— Written problem —
From the entries below, copy every line holding the word "year".

##### Exercise input

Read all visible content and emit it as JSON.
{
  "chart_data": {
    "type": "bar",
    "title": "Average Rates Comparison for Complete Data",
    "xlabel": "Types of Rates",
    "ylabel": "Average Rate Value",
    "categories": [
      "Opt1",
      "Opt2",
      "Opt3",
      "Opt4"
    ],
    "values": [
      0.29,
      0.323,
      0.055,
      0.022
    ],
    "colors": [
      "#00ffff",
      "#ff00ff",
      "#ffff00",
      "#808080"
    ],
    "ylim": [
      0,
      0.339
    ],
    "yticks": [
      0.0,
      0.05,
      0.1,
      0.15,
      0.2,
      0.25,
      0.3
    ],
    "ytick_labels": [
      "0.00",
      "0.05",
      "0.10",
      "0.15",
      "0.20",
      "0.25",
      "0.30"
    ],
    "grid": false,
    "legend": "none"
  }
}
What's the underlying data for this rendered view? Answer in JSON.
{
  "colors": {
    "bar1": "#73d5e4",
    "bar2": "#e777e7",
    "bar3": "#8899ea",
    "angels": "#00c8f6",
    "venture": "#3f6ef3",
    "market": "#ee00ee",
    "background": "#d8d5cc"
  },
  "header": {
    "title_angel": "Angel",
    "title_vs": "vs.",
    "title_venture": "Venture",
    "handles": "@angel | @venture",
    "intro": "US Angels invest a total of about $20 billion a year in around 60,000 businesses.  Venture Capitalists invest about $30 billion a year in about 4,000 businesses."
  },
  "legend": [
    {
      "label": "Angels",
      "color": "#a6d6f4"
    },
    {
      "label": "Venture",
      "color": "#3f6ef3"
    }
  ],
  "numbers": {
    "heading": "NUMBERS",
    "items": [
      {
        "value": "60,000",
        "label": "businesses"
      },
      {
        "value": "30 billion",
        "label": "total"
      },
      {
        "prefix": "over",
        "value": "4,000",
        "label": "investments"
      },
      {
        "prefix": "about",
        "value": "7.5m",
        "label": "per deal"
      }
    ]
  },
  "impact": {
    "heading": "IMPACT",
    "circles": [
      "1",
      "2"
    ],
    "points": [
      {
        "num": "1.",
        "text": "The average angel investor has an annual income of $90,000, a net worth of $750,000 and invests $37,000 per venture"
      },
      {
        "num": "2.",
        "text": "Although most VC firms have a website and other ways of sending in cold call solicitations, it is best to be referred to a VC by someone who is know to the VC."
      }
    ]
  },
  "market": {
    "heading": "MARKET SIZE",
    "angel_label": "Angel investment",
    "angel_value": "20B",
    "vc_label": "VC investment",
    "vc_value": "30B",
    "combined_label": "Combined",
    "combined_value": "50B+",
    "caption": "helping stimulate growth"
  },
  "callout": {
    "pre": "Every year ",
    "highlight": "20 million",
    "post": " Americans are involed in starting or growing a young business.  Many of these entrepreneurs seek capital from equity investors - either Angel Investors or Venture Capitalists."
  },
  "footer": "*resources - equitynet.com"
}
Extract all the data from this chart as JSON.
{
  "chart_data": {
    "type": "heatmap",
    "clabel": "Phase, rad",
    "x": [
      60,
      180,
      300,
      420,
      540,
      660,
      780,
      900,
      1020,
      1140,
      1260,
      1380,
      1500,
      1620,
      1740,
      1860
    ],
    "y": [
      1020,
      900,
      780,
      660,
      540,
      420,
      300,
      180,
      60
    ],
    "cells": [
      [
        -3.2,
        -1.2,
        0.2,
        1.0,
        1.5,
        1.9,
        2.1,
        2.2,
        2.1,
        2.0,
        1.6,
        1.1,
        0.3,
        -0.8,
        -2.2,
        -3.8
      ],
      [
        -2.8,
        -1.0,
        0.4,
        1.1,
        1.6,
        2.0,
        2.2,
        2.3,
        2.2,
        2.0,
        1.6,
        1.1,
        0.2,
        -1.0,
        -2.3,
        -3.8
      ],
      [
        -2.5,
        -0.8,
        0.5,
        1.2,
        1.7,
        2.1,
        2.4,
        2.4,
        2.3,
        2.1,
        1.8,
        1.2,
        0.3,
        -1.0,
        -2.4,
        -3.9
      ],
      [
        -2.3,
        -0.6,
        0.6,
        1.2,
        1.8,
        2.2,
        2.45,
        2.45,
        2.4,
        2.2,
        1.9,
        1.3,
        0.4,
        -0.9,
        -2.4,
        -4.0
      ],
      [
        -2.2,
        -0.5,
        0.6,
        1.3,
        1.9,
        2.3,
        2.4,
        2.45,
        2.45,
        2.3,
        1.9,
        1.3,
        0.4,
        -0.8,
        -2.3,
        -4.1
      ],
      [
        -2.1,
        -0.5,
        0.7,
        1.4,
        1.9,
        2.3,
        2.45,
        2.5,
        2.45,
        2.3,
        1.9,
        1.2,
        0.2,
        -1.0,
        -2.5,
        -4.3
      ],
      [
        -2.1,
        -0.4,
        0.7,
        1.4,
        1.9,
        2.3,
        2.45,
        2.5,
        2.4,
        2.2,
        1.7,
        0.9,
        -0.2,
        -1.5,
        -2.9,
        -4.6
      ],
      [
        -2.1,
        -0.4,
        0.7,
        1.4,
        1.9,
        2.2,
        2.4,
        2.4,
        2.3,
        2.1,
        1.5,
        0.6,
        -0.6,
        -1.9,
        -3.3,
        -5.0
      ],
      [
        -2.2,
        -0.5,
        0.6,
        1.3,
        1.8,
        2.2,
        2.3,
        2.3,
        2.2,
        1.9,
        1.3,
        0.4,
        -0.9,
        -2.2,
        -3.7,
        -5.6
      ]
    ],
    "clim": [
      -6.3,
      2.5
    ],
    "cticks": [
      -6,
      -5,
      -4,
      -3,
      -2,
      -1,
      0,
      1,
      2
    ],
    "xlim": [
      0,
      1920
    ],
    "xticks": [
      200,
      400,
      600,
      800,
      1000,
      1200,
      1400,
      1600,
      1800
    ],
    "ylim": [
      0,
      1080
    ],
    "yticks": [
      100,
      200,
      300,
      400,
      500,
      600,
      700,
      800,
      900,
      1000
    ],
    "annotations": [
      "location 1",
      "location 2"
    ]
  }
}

##########

— Correct response —
    "intro": "US Angels invest a total of about $20 billion a year in around 60,000 businesses.  Venture Capitalists invest about $30 billion a year in about 4,000 businesses."
    "pre": "Every year ",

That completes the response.